(Dataset entries)
____

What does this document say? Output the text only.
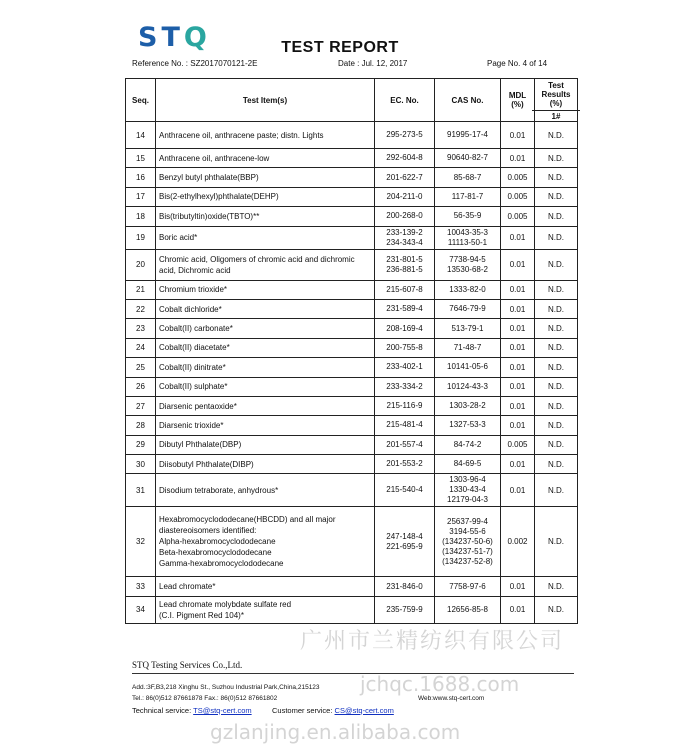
STQ	TEST REPORT
Reference No. : SZ2017070121-2E	Date : Jul. 12, 2017	Page No. 4 of 14
Seq.	Test Item(s)	EC. No.	CAS No.	MDL (%)	Test Results (%)
1#

14	Anthracene oil, anthracene paste; distn. Lights	295-273-5	91995-17-4	0.01	N.D.
15	Anthracene oil, anthracene-low	292-604-8	90640-82-7	0.01	N.D.
16	Benzyl butyl phthalate(BBP)	201-622-7	85-68-7	0.005	N.D.
17	Bis(2-ethylhexyl)phthalate(DEHP)	204-211-0	117-81-7	0.005	N.D.
18	Bis(tributyltin)oxide(TBTO)**	200-268-0	56-35-9	0.005	N.D.
19	Boric acid*	233-139-2
234-343-4	10043-35-3
11113-50-1	0.01	N.D.
20	Chromic acid, Oligomers of chromic acid and dichromic acid, Dichromic acid	231-801-5
236-881-5	7738-94-5
13530-68-2	0.01	N.D.
21	Chromium trioxide*	215-607-8	1333-82-0	0.01	N.D.
22	Cobalt dichloride*	231-589-4	7646-79-9	0.01	N.D.
23	Cobalt(II) carbonate*	208-169-4	513-79-1	0.01	N.D.
24	Cobalt(II) diacetate*	200-755-8	71-48-7	0.01	N.D.
25	Cobalt(II) dinitrate*	233-402-1	10141-05-6	0.01	N.D.
26	Cobalt(II) sulphate*	233-334-2	10124-43-3	0.01	N.D.
27	Diarsenic pentaoxide*	215-116-9	1303-28-2	0.01	N.D.
28	Diarsenic trioxide*	215-481-4	1327-53-3	0.01	N.D.
29	Dibutyl Phthalate(DBP)	201-557-4	84-74-2	0.005	N.D.
30	Diisobutyl Phthalate(DIBP)	201-553-2	84-69-5	0.01	N.D.
31	Disodium tetraborate, anhydrous*	215-540-4	1303-96-4
1330-43-4
12179-04-3	0.01	N.D.
32	Hexabromocyclododecane(HBCDD) and all major diastereoisomers identified:
Alpha-hexabromocyclododecane
Beta-hexabromocyclododecane
Gamma-hexabromocyclododecane	247-148-4
221-695-9	25637-99-4
3194-55-6
(134237-50-6)
(134237-51-7)
(134237-52-8)	0.002	N.D.
33	Lead chromate*	231-846-0	7758-97-6	0.01	N.D.
34	Lead chromate molybdate sulfate red
(C.I. Pigment Red 104)*	235-759-9	12656-85-8	0.01	N.D.
STQ Testing Services Co.,Ltd.
Add.:3F,B3,218 Xinghu St., Suzhou Industrial Park,China,215123
Tel.: 86(0)512 87661878 Fax.: 86(0)512 87661802	Web:www.stq-cert.com
Technical service: TS@stq-cert.com	Customer service: CS@stq-cert.com
广州市兰精纺织有限公司
jchqc.1688.com
gzlanjing.en.alibaba.com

____

[To be done] Make an exact copy of the data above, pictures excluded.

[Answer to this problem]
What does this document say? Output the text only.
STQ	TEST REPORT
Reference No. : SZ2017070121-2E	Date : Jul. 12, 2017	Page No. 4 of 14
Seq.	Test Item(s)	EC. No.	CAS No.	MDL (%)	Test Results (%)
1#

14	Anthracene oil, anthracene paste; distn. Lights	295-273-5	91995-17-4	0.01	N.D.
15	Anthracene oil, anthracene-low	292-604-8	90640-82-7	0.01	N.D.
16	Benzyl butyl phthalate(BBP)	201-622-7	85-68-7	0.005	N.D.
17	Bis(2-ethylhexyl)phthalate(DEHP)	204-211-0	117-81-7	0.005	N.D.
18	Bis(tributyltin)oxide(TBTO)**	200-268-0	56-35-9	0.005	N.D.
19	Boric acid*	233-139-2
234-343-4	10043-35-3
11113-50-1	0.01	N.D.
20	Chromic acid, Oligomers of chromic acid and dichromic acid, Dichromic acid	231-801-5
236-881-5	7738-94-5
13530-68-2	0.01	N.D.
21	Chromium trioxide*	215-607-8	1333-82-0	0.01	N.D.
22	Cobalt dichloride*	231-589-4	7646-79-9	0.01	N.D.
23	Cobalt(II) carbonate*	208-169-4	513-79-1	0.01	N.D.
24	Cobalt(II) diacetate*	200-755-8	71-48-7	0.01	N.D.
25	Cobalt(II) dinitrate*	233-402-1	10141-05-6	0.01	N.D.
26	Cobalt(II) sulphate*	233-334-2	10124-43-3	0.01	N.D.
27	Diarsenic pentaoxide*	215-116-9	1303-28-2	0.01	N.D.
28	Diarsenic trioxide*	215-481-4	1327-53-3	0.01	N.D.
29	Dibutyl Phthalate(DBP)	201-557-4	84-74-2	0.005	N.D.
30	Diisobutyl Phthalate(DIBP)	201-553-2	84-69-5	0.01	N.D.
31	Disodium tetraborate, anhydrous*	215-540-4	1303-96-4
1330-43-4
12179-04-3	0.01	N.D.
32	Hexabromocyclododecane(HBCDD) and all major diastereoisomers identified:
Alpha-hexabromocyclododecane
Beta-hexabromocyclododecane
Gamma-hexabromocyclododecane	247-148-4
221-695-9	25637-99-4
3194-55-6
(134237-50-6)
(134237-51-7)
(134237-52-8)	0.002	N.D.
33	Lead chromate*	231-846-0	7758-97-6	0.01	N.D.
34	Lead chromate molybdate sulfate red
(C.I. Pigment Red 104)*	235-759-9	12656-85-8	0.01	N.D.
STQ Testing Services Co.,Ltd.
Add.:3F,B3,218 Xinghu St., Suzhou Industrial Park,China,215123
Tel.: 86(0)512 87661878 Fax.: 86(0)512 87661802	Web:www.stq-cert.com
Technical service: TS@stq-cert.com	Customer service: CS@stq-cert.com
广州市兰精纺织有限公司
jchqc.1688.com
gzlanjing.en.alibaba.com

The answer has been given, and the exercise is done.